■ WHAT IS BEING ASKED: Look through the data and write out every line with the word "right" in it.

___ EXERCISE MATERIALS

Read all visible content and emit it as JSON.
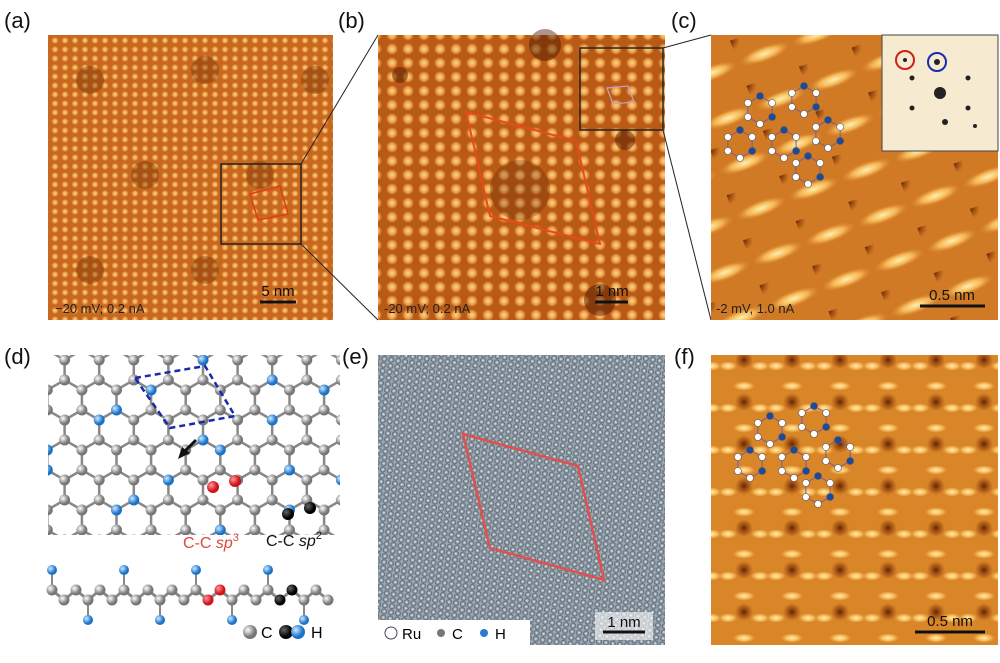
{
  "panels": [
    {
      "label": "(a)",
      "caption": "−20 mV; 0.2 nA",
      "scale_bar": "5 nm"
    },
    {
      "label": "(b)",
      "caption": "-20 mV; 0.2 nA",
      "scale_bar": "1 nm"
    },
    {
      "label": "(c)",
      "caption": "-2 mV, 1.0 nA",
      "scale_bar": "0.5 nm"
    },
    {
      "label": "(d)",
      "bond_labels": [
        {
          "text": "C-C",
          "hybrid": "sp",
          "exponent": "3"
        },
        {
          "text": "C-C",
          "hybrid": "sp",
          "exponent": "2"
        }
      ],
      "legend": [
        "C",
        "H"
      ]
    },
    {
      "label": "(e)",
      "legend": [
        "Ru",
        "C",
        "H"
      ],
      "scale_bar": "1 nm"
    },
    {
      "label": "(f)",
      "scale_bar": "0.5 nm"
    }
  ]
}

______
___ EXERCISE MATERIALS

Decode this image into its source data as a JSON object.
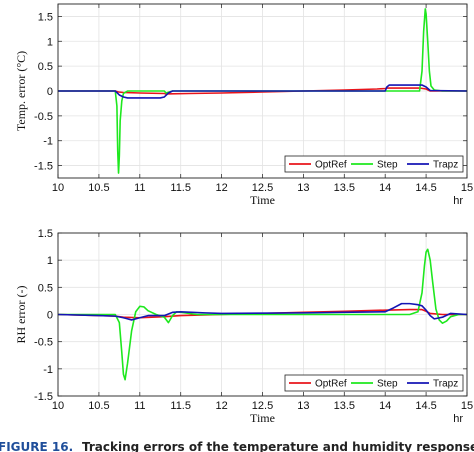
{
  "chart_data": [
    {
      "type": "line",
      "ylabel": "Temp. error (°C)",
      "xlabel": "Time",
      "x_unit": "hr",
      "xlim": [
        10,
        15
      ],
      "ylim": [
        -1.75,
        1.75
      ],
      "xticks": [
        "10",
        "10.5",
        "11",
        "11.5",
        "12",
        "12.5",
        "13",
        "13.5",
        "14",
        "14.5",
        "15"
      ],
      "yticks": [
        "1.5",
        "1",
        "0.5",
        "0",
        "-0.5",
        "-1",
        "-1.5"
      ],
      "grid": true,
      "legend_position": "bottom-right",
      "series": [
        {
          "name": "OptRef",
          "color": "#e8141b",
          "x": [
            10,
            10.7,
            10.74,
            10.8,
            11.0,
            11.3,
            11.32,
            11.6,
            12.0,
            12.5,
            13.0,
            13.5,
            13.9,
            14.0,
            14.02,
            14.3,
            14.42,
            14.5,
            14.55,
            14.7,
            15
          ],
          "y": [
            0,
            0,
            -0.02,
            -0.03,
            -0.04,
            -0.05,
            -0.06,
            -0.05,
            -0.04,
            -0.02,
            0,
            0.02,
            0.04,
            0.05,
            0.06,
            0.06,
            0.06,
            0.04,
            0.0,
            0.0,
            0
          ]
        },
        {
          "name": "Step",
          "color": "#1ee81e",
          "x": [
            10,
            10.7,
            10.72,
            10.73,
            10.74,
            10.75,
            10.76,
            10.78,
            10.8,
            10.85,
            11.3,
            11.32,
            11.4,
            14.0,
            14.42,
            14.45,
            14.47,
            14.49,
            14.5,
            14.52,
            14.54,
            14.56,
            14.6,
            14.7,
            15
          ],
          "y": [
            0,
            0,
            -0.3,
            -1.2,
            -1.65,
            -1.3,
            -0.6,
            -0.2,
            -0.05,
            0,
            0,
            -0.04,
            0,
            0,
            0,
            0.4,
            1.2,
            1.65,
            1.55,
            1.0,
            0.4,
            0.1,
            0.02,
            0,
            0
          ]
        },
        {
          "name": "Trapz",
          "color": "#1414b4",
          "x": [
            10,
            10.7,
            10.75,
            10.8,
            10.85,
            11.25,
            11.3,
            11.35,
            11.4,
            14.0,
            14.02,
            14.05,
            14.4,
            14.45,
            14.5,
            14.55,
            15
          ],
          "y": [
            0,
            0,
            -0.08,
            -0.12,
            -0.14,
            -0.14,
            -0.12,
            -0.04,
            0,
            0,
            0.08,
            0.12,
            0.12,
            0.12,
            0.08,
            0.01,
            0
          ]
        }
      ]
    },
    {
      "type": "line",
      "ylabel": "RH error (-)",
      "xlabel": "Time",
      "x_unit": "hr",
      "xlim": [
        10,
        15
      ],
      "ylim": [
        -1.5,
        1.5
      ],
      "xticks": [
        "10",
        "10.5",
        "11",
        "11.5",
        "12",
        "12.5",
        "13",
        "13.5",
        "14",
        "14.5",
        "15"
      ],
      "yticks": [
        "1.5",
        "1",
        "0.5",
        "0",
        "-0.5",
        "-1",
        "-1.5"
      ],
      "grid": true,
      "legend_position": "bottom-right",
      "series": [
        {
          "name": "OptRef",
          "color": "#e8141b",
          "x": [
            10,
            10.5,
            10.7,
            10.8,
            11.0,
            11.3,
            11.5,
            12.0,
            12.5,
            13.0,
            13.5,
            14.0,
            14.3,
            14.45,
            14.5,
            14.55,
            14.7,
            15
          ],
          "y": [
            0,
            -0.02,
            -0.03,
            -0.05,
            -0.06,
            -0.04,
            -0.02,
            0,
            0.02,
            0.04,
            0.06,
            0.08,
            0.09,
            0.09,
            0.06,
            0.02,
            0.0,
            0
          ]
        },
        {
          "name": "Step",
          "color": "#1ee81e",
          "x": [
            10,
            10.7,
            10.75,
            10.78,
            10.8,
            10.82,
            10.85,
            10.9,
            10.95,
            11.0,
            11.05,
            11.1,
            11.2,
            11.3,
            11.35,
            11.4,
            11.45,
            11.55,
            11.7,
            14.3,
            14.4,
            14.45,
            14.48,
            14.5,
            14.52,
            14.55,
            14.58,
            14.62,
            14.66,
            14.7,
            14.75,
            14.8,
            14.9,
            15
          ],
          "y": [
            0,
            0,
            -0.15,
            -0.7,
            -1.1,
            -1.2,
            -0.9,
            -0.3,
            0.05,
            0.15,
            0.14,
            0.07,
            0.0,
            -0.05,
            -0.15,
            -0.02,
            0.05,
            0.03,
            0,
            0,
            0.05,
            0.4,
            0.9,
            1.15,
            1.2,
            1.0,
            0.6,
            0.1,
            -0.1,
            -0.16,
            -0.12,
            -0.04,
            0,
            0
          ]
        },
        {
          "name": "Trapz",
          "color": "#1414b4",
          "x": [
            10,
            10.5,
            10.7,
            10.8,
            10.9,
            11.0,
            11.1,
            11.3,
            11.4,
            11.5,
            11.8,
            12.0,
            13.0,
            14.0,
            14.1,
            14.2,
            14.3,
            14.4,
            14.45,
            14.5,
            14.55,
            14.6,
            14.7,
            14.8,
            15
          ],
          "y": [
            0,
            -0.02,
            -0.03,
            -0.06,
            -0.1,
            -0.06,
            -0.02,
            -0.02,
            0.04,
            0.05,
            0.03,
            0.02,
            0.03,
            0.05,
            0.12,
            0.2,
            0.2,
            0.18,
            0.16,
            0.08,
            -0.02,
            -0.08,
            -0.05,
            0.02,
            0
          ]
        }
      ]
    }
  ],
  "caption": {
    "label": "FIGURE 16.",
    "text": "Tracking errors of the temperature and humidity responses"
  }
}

______
___ EXERCISE MATERIALS

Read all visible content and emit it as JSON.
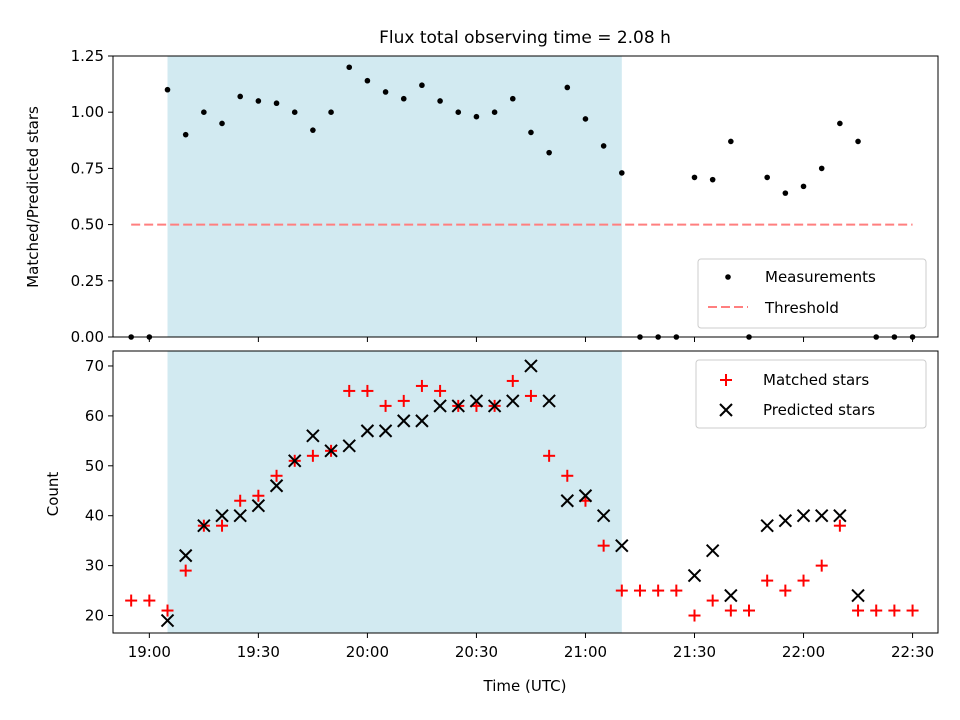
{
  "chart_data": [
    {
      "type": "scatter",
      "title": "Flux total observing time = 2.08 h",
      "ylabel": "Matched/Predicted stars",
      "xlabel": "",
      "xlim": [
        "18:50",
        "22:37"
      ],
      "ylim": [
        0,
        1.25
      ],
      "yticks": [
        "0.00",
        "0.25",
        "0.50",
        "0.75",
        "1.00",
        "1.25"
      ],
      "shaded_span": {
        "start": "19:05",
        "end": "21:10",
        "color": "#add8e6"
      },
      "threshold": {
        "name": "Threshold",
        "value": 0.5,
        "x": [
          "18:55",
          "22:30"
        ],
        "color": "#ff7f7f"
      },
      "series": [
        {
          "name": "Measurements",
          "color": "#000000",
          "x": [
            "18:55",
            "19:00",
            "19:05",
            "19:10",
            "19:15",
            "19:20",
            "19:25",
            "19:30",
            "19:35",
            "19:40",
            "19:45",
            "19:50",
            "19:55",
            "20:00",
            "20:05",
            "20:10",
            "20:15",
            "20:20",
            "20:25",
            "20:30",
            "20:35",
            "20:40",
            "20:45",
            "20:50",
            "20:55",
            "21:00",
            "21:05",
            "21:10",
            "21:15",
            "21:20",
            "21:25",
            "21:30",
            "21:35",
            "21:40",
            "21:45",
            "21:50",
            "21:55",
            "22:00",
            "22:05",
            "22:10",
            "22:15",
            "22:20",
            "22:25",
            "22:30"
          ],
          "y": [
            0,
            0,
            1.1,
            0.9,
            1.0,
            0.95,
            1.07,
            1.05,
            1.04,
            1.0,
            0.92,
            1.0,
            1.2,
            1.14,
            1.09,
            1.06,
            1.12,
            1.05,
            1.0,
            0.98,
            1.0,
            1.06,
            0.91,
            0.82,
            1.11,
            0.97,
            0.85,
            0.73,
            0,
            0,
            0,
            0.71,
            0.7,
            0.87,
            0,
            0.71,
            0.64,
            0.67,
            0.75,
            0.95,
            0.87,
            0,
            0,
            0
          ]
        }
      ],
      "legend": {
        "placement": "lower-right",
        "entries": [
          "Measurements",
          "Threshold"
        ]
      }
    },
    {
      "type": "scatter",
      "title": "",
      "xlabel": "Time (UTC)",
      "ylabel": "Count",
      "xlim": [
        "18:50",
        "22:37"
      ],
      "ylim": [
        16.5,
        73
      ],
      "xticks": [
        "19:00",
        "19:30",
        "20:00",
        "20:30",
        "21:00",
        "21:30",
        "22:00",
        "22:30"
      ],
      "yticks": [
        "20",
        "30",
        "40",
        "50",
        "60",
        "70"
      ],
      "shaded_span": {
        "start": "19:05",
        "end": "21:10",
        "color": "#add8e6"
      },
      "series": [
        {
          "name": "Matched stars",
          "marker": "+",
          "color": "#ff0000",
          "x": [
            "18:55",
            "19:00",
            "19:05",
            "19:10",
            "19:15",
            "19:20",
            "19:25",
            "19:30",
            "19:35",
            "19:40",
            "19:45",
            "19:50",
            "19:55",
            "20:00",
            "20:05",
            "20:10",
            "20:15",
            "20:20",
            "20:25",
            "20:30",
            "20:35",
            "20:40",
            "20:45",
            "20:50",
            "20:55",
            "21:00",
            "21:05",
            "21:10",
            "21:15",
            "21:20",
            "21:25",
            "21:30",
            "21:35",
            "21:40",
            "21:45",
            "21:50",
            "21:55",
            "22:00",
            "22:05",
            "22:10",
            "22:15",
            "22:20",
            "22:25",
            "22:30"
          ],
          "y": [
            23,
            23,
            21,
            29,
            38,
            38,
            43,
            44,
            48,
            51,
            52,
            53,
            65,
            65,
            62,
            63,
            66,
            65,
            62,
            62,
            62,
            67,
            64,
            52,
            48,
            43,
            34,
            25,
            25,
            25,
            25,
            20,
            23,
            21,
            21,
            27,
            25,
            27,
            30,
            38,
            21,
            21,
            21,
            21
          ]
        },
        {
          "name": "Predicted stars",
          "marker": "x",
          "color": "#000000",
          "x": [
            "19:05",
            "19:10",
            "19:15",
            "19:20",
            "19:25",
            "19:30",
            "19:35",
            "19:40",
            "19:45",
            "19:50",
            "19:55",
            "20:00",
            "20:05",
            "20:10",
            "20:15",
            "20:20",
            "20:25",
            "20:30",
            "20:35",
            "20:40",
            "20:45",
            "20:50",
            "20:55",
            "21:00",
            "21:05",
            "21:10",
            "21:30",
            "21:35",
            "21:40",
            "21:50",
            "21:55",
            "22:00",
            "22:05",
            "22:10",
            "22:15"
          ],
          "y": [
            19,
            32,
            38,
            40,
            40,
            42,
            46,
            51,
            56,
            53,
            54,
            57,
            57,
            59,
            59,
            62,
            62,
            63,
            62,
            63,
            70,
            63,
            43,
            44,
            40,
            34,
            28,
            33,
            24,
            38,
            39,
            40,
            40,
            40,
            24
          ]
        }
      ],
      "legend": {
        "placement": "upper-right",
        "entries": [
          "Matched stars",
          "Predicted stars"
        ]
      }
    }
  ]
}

______

■ SOLUTION FOR THIS PROBLEM:
      "legend_position": "bottom-right",
      "legend_position": "bottom-right",
        "placement": "lower-right",
        "placement": "upper-right",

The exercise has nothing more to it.